• Provided records
======
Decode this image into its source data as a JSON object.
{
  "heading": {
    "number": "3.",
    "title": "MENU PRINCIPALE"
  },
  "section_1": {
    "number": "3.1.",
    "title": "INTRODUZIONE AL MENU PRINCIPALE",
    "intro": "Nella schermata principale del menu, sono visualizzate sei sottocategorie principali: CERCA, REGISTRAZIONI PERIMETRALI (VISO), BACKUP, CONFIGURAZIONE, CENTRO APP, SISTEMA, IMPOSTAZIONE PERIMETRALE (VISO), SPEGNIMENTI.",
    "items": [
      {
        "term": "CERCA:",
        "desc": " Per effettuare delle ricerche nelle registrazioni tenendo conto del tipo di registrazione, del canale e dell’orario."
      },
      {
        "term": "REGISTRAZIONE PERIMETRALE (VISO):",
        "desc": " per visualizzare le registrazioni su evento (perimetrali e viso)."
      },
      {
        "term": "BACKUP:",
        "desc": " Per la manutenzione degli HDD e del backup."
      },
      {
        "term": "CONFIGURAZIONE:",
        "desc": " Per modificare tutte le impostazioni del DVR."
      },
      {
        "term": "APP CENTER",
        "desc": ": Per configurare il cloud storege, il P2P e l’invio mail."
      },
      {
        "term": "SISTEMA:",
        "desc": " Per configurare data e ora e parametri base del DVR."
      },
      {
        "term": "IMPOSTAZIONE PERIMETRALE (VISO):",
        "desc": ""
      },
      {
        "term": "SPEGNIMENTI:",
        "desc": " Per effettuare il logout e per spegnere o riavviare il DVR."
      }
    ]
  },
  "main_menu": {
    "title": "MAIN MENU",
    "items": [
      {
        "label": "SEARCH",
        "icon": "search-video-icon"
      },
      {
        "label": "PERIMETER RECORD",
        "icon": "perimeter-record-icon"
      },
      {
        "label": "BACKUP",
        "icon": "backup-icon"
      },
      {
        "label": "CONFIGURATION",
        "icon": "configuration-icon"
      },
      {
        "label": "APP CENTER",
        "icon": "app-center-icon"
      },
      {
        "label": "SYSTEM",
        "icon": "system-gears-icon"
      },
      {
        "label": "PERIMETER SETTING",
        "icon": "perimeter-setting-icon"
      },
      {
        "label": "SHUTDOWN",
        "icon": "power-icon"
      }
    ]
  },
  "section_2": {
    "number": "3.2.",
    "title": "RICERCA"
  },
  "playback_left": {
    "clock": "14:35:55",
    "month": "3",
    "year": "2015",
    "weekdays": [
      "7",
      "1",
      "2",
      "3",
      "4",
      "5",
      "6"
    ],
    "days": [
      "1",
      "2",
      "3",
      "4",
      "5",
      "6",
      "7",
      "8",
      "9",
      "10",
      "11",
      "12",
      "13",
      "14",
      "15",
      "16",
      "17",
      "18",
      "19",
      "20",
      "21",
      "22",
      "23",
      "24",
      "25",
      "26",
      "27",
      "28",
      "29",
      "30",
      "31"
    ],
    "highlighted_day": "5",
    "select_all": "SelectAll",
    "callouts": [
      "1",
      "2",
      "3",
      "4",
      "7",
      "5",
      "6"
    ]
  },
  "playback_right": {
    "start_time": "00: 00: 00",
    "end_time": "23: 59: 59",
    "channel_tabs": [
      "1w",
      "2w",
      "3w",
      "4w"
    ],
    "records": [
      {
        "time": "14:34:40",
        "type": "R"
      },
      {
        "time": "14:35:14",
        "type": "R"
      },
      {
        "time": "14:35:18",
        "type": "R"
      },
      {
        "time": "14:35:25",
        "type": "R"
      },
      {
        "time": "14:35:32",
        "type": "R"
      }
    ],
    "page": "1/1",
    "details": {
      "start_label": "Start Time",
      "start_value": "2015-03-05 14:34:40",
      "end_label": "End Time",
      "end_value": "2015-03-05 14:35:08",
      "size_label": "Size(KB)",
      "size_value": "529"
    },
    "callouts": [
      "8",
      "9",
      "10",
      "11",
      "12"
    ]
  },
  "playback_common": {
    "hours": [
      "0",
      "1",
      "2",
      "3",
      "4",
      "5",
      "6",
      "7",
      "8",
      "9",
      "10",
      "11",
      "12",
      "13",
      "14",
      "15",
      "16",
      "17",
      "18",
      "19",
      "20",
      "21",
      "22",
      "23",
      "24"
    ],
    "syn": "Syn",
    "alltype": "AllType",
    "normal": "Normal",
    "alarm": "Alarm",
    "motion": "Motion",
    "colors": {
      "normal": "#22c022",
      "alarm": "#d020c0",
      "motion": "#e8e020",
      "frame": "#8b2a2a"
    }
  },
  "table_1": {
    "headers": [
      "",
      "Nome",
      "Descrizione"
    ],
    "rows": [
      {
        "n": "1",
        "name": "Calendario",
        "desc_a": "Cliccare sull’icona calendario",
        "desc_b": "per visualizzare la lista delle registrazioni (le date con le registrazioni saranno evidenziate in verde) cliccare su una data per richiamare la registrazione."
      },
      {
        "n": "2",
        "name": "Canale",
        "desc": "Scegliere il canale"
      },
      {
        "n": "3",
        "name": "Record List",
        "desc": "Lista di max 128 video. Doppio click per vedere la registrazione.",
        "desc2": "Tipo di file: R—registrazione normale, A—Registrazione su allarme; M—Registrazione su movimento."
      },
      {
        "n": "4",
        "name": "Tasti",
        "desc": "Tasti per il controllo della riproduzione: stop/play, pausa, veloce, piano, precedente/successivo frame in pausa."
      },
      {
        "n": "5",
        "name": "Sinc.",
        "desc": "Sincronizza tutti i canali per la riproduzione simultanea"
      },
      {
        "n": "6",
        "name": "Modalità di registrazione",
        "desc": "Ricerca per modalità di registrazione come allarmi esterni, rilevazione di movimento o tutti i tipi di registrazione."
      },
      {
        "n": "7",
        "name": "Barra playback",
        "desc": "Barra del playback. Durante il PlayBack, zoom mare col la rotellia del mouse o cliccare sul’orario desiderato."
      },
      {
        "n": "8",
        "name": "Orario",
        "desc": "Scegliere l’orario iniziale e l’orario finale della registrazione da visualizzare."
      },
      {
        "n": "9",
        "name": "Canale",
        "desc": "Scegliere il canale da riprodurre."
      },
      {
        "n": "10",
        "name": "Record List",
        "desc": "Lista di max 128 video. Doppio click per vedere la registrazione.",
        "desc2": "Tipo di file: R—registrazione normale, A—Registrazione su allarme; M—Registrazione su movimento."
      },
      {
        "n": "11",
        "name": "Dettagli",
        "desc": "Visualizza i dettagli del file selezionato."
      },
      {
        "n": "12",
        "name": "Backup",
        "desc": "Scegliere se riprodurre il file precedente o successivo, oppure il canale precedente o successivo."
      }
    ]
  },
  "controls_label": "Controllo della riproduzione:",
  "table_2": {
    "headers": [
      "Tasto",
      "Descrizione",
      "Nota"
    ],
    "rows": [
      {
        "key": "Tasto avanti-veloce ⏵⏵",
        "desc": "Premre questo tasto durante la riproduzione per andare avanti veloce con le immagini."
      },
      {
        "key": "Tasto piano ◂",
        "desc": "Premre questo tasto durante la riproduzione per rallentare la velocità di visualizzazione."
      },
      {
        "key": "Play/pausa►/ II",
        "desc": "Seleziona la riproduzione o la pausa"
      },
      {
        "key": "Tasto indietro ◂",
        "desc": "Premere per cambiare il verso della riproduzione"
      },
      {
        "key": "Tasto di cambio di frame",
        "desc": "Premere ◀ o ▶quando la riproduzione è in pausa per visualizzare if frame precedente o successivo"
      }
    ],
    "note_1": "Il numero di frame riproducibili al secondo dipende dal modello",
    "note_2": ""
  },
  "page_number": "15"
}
======
• Written request
Give all of the entries again, word for word.

• Worked solution
Decode this image into its source data as a JSON object.
{
  "heading": {
    "number": "3.",
    "title": "MENU PRINCIPALE"
  },
  "section_1": {
    "number": "3.1.",
    "title": "INTRODUZIONE AL MENU PRINCIPALE",
    "intro": "Nella schermata principale del menu, sono visualizzate sei sottocategorie principali: CERCA, REGISTRAZIONI PERIMETRALI (VISO), BACKUP, CONFIGURAZIONE, CENTRO APP, SISTEMA, IMPOSTAZIONE PERIMETRALE (VISO), SPEGNIMENTI.",
    "items": [
      {
        "term": "CERCA:",
        "desc": " Per effettuare delle ricerche nelle registrazioni tenendo conto del tipo di registrazione, del canale e dell’orario."
      },
      {
        "term": "REGISTRAZIONE PERIMETRALE (VISO):",
        "desc": " per visualizzare le registrazioni su evento (perimetrali e viso)."
      },
      {
        "term": "BACKUP:",
        "desc": " Per la manutenzione degli HDD e del backup."
      },
      {
        "term": "CONFIGURAZIONE:",
        "desc": " Per modificare tutte le impostazioni del DVR."
      },
      {
        "term": "APP CENTER",
        "desc": ": Per configurare il cloud storege, il P2P e l’invio mail."
      },
      {
        "term": "SISTEMA:",
        "desc": " Per configurare data e ora e parametri base del DVR."
      },
      {
        "term": "IMPOSTAZIONE PERIMETRALE (VISO):",
        "desc": ""
      },
      {
        "term": "SPEGNIMENTI:",
        "desc": " Per effettuare il logout e per spegnere o riavviare il DVR."
      }
    ]
  },
  "main_menu": {
    "title": "MAIN MENU",
    "items": [
      {
        "label": "SEARCH",
        "icon": "search-video-icon"
      },
      {
        "label": "PERIMETER RECORD",
        "icon": "perimeter-record-icon"
      },
      {
        "label": "BACKUP",
        "icon": "backup-icon"
      },
      {
        "label": "CONFIGURATION",
        "icon": "configuration-icon"
      },
      {
        "label": "APP CENTER",
        "icon": "app-center-icon"
      },
      {
        "label": "SYSTEM",
        "icon": "system-gears-icon"
      },
      {
        "label": "PERIMETER SETTING",
        "icon": "perimeter-setting-icon"
      },
      {
        "label": "SHUTDOWN",
        "icon": "power-icon"
      }
    ]
  },
  "section_2": {
    "number": "3.2.",
    "title": "RICERCA"
  },
  "playback_left": {
    "clock": "14:35:55",
    "month": "3",
    "year": "2015",
    "weekdays": [
      "7",
      "1",
      "2",
      "3",
      "4",
      "5",
      "6"
    ],
    "days": [
      "1",
      "2",
      "3",
      "4",
      "5",
      "6",
      "7",
      "8",
      "9",
      "10",
      "11",
      "12",
      "13",
      "14",
      "15",
      "16",
      "17",
      "18",
      "19",
      "20",
      "21",
      "22",
      "23",
      "24",
      "25",
      "26",
      "27",
      "28",
      "29",
      "30",
      "31"
    ],
    "highlighted_day": "5",
    "select_all": "SelectAll",
    "callouts": [
      "1",
      "2",
      "3",
      "4",
      "7",
      "5",
      "6"
    ]
  },
  "playback_right": {
    "start_time": "00: 00: 00",
    "end_time": "23: 59: 59",
    "channel_tabs": [
      "1w",
      "2w",
      "3w",
      "4w"
    ],
    "records": [
      {
        "time": "14:34:40",
        "type": "R"
      },
      {
        "time": "14:35:14",
        "type": "R"
      },
      {
        "time": "14:35:18",
        "type": "R"
      },
      {
        "time": "14:35:25",
        "type": "R"
      },
      {
        "time": "14:35:32",
        "type": "R"
      }
    ],
    "page": "1/1",
    "details": {
      "start_label": "Start Time",
      "start_value": "2015-03-05 14:34:40",
      "end_label": "End Time",
      "end_value": "2015-03-05 14:35:08",
      "size_label": "Size(KB)",
      "size_value": "529"
    },
    "callouts": [
      "8",
      "9",
      "10",
      "11",
      "12"
    ]
  },
  "playback_common": {
    "hours": [
      "0",
      "1",
      "2",
      "3",
      "4",
      "5",
      "6",
      "7",
      "8",
      "9",
      "10",
      "11",
      "12",
      "13",
      "14",
      "15",
      "16",
      "17",
      "18",
      "19",
      "20",
      "21",
      "22",
      "23",
      "24"
    ],
    "syn": "Syn",
    "alltype": "AllType",
    "normal": "Normal",
    "alarm": "Alarm",
    "motion": "Motion",
    "colors": {
      "normal": "#22c022",
      "alarm": "#d020c0",
      "motion": "#e8e020",
      "frame": "#8b2a2a"
    }
  },
  "table_1": {
    "headers": [
      "",
      "Nome",
      "Descrizione"
    ],
    "rows": [
      {
        "n": "1",
        "name": "Calendario",
        "desc_a": "Cliccare sull’icona calendario",
        "desc_b": "per visualizzare la lista delle registrazioni (le date con le registrazioni saranno evidenziate in verde) cliccare su una data per richiamare la registrazione."
      },
      {
        "n": "2",
        "name": "Canale",
        "desc": "Scegliere il canale"
      },
      {
        "n": "3",
        "name": "Record List",
        "desc": "Lista di max 128 video. Doppio click per vedere la registrazione.",
        "desc2": "Tipo di file: R—registrazione normale, A—Registrazione su allarme; M—Registrazione su movimento."
      },
      {
        "n": "4",
        "name": "Tasti",
        "desc": "Tasti per il controllo della riproduzione: stop/play, pausa, veloce, piano, precedente/successivo frame in pausa."
      },
      {
        "n": "5",
        "name": "Sinc.",
        "desc": "Sincronizza tutti i canali per la riproduzione simultanea"
      },
      {
        "n": "6",
        "name": "Modalità di registrazione",
        "desc": "Ricerca per modalità di registrazione come allarmi esterni, rilevazione di movimento o tutti i tipi di registrazione."
      },
      {
        "n": "7",
        "name": "Barra playback",
        "desc": "Barra del playback. Durante il PlayBack, zoom mare col la rotellia del mouse o cliccare sul’orario desiderato."
      },
      {
        "n": "8",
        "name": "Orario",
        "desc": "Scegliere l’orario iniziale e l’orario finale della registrazione da visualizzare."
      },
      {
        "n": "9",
        "name": "Canale",
        "desc": "Scegliere il canale da riprodurre."
      },
      {
        "n": "10",
        "name": "Record List",
        "desc": "Lista di max 128 video. Doppio click per vedere la registrazione.",
        "desc2": "Tipo di file: R—registrazione normale, A—Registrazione su allarme; M—Registrazione su movimento."
      },
      {
        "n": "11",
        "name": "Dettagli",
        "desc": "Visualizza i dettagli del file selezionato."
      },
      {
        "n": "12",
        "name": "Backup",
        "desc": "Scegliere se riprodurre il file precedente o successivo, oppure il canale precedente o successivo."
      }
    ]
  },
  "controls_label": "Controllo della riproduzione:",
  "table_2": {
    "headers": [
      "Tasto",
      "Descrizione",
      "Nota"
    ],
    "rows": [
      {
        "key": "Tasto avanti-veloce ⏵⏵",
        "desc": "Premre questo tasto durante la riproduzione per andare avanti veloce con le immagini."
      },
      {
        "key": "Tasto piano ◂",
        "desc": "Premre questo tasto durante la riproduzione per rallentare la velocità di visualizzazione."
      },
      {
        "key": "Play/pausa►/ II",
        "desc": "Seleziona la riproduzione o la pausa"
      },
      {
        "key": "Tasto indietro ◂",
        "desc": "Premere per cambiare il verso della riproduzione"
      },
      {
        "key": "Tasto di cambio di frame",
        "desc": "Premere ◀ o ▶quando la riproduzione è in pausa per visualizzare if frame precedente o successivo"
      }
    ],
    "note_1": "Il numero di frame riproducibili al secondo dipende dal modello",
    "note_2": ""
  },
  "page_number": "15"
}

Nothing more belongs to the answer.